Leaving out the pictures, retype all the material exactly.

**Stored data:**
******
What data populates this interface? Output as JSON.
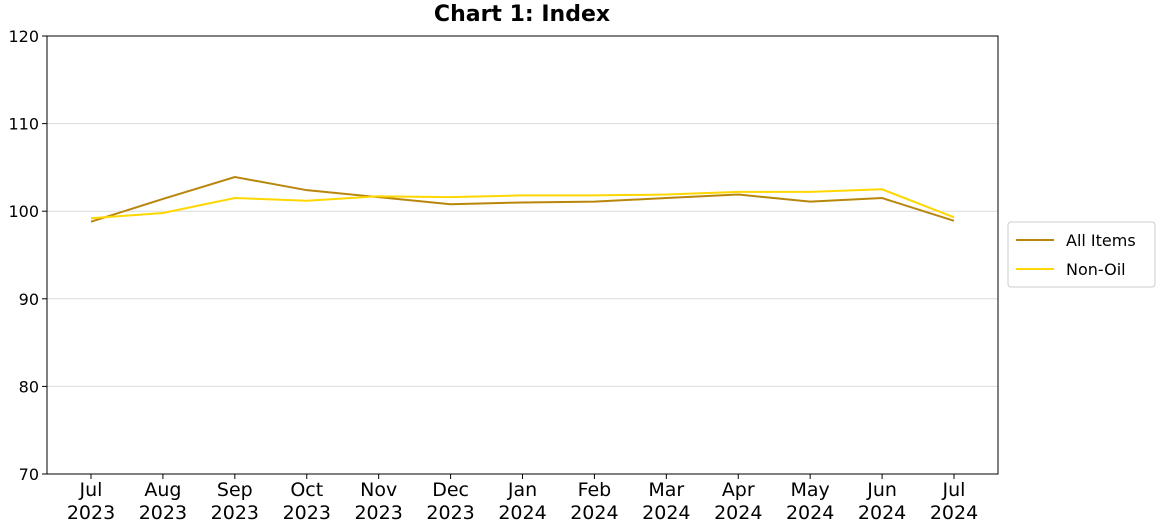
{
  "chart_data": {
    "type": "line",
    "title": "Chart 1: Index",
    "categories": [
      "Jul 2023",
      "Aug 2023",
      "Sep 2023",
      "Oct 2023",
      "Nov 2023",
      "Dec 2023",
      "Jan 2024",
      "Feb 2024",
      "Mar 2024",
      "Apr 2024",
      "May 2024",
      "Jun 2024",
      "Jul 2024"
    ],
    "series": [
      {
        "name": "All Items",
        "color": "#b8860b",
        "values": [
          98.8,
          101.4,
          103.9,
          102.4,
          101.6,
          100.8,
          101.0,
          101.1,
          101.5,
          101.9,
          101.1,
          101.5,
          98.9
        ]
      },
      {
        "name": "Non-Oil",
        "color": "#ffd700",
        "values": [
          99.2,
          99.8,
          101.5,
          101.2,
          101.7,
          101.6,
          101.8,
          101.8,
          101.9,
          102.2,
          102.2,
          102.5,
          99.3
        ]
      }
    ],
    "ylim": [
      70,
      120
    ],
    "yticks": [
      70,
      80,
      90,
      100,
      110,
      120
    ],
    "grid": true,
    "legend": "right"
  }
}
******
**SOLUTION BELOW:**
What data populates this interface? Output as JSON.
{
  "chart_data": {
    "type": "line",
    "title": "Chart 1: Index",
    "categories": [
      "Jul 2023",
      "Aug 2023",
      "Sep 2023",
      "Oct 2023",
      "Nov 2023",
      "Dec 2023",
      "Jan 2024",
      "Feb 2024",
      "Mar 2024",
      "Apr 2024",
      "May 2024",
      "Jun 2024",
      "Jul 2024"
    ],
    "series": [
      {
        "name": "All Items",
        "color": "#b8860b",
        "values": [
          98.8,
          101.4,
          103.9,
          102.4,
          101.6,
          100.8,
          101.0,
          101.1,
          101.5,
          101.9,
          101.1,
          101.5,
          98.9
        ]
      },
      {
        "name": "Non-Oil",
        "color": "#ffd700",
        "values": [
          99.2,
          99.8,
          101.5,
          101.2,
          101.7,
          101.6,
          101.8,
          101.8,
          101.9,
          102.2,
          102.2,
          102.5,
          99.3
        ]
      }
    ],
    "ylim": [
      70,
      120
    ],
    "yticks": [
      70,
      80,
      90,
      100,
      110,
      120
    ],
    "grid": true,
    "legend": "right"
  }
}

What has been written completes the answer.